Given data -

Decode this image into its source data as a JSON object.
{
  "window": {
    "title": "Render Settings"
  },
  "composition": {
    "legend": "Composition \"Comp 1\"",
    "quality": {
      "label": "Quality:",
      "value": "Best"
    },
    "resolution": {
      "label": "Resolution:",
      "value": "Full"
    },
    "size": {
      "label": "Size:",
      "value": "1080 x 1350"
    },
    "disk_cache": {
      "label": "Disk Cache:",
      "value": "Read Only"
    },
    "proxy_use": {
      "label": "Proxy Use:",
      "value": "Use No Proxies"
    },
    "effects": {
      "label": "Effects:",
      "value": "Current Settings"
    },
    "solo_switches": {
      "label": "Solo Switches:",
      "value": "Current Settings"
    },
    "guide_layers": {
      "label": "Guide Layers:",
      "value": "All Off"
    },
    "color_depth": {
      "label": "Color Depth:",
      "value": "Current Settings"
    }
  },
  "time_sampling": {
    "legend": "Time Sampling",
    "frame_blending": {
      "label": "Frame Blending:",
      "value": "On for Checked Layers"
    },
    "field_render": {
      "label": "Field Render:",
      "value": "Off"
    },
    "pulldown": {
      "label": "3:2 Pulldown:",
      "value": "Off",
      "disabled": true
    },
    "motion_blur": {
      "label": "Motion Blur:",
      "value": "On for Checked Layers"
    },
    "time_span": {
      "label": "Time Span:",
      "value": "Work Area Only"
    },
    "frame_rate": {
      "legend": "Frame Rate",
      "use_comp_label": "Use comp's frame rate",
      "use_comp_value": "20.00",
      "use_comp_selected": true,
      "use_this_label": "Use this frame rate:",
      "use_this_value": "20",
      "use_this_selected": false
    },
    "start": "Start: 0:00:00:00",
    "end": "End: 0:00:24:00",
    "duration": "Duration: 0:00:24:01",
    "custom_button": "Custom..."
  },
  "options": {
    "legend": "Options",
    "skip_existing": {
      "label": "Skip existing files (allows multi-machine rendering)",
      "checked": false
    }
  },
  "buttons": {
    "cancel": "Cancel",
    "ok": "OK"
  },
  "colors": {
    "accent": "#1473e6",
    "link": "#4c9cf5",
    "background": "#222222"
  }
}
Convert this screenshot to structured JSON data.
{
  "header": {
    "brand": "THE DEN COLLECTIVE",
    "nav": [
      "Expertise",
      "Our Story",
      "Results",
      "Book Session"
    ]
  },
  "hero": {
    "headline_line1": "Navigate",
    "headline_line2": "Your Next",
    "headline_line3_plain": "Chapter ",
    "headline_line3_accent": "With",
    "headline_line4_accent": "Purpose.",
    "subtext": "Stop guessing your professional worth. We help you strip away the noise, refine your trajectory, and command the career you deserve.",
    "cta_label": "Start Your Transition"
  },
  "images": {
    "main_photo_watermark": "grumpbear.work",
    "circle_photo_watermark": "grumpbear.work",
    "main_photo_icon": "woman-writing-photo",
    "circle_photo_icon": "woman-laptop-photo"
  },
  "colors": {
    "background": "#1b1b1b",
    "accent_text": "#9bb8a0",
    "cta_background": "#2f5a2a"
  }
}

Short problem -
Quote all the records. Keep every word exact.

Final result -
Decode this image into its source data as a JSON object.
{
  "window": {
    "title": "Render Settings"
  },
  "composition": {
    "legend": "Composition \"Comp 1\"",
    "quality": {
      "label": "Quality:",
      "value": "Best"
    },
    "resolution": {
      "label": "Resolution:",
      "value": "Full"
    },
    "size": {
      "label": "Size:",
      "value": "1080 x 1350"
    },
    "disk_cache": {
      "label": "Disk Cache:",
      "value": "Read Only"
    },
    "proxy_use": {
      "label": "Proxy Use:",
      "value": "Use No Proxies"
    },
    "effects": {
      "label": "Effects:",
      "value": "Current Settings"
    },
    "solo_switches": {
      "label": "Solo Switches:",
      "value": "Current Settings"
    },
    "guide_layers": {
      "label": "Guide Layers:",
      "value": "All Off"
    },
    "color_depth": {
      "label": "Color Depth:",
      "value": "Current Settings"
    }
  },
  "time_sampling": {
    "legend": "Time Sampling",
    "frame_blending": {
      "label": "Frame Blending:",
      "value": "On for Checked Layers"
    },
    "field_render": {
      "label": "Field Render:",
      "value": "Off"
    },
    "pulldown": {
      "label": "3:2 Pulldown:",
      "value": "Off",
      "disabled": true
    },
    "motion_blur": {
      "label": "Motion Blur:",
      "value": "On for Checked Layers"
    },
    "time_span": {
      "label": "Time Span:",
      "value": "Work Area Only"
    },
    "frame_rate": {
      "legend": "Frame Rate",
      "use_comp_label": "Use comp's frame rate",
      "use_comp_value": "20.00",
      "use_comp_selected": true,
      "use_this_label": "Use this frame rate:",
      "use_this_value": "20",
      "use_this_selected": false
    },
    "start": "Start: 0:00:00:00",
    "end": "End: 0:00:24:00",
    "duration": "Duration: 0:00:24:01",
    "custom_button": "Custom..."
  },
  "options": {
    "legend": "Options",
    "skip_existing": {
      "label": "Skip existing files (allows multi-machine rendering)",
      "checked": false
    }
  },
  "buttons": {
    "cancel": "Cancel",
    "ok": "OK"
  },
  "colors": {
    "accent": "#1473e6",
    "link": "#4c9cf5",
    "background": "#222222"
  }
}
Convert this screenshot to structured JSON data.
{
  "header": {
    "brand": "THE DEN COLLECTIVE",
    "nav": [
      "Expertise",
      "Our Story",
      "Results",
      "Book Session"
    ]
  },
  "hero": {
    "headline_line1": "Navigate",
    "headline_line2": "Your Next",
    "headline_line3_plain": "Chapter ",
    "headline_line3_accent": "With",
    "headline_line4_accent": "Purpose.",
    "subtext": "Stop guessing your professional worth. We help you strip away the noise, refine your trajectory, and command the career you deserve.",
    "cta_label": "Start Your Transition"
  },
  "images": {
    "main_photo_watermark": "grumpbear.work",
    "circle_photo_watermark": "grumpbear.work",
    "main_photo_icon": "woman-writing-photo",
    "circle_photo_icon": "woman-laptop-photo"
  },
  "colors": {
    "background": "#1b1b1b",
    "accent_text": "#9bb8a0",
    "cta_background": "#2f5a2a"
  }
}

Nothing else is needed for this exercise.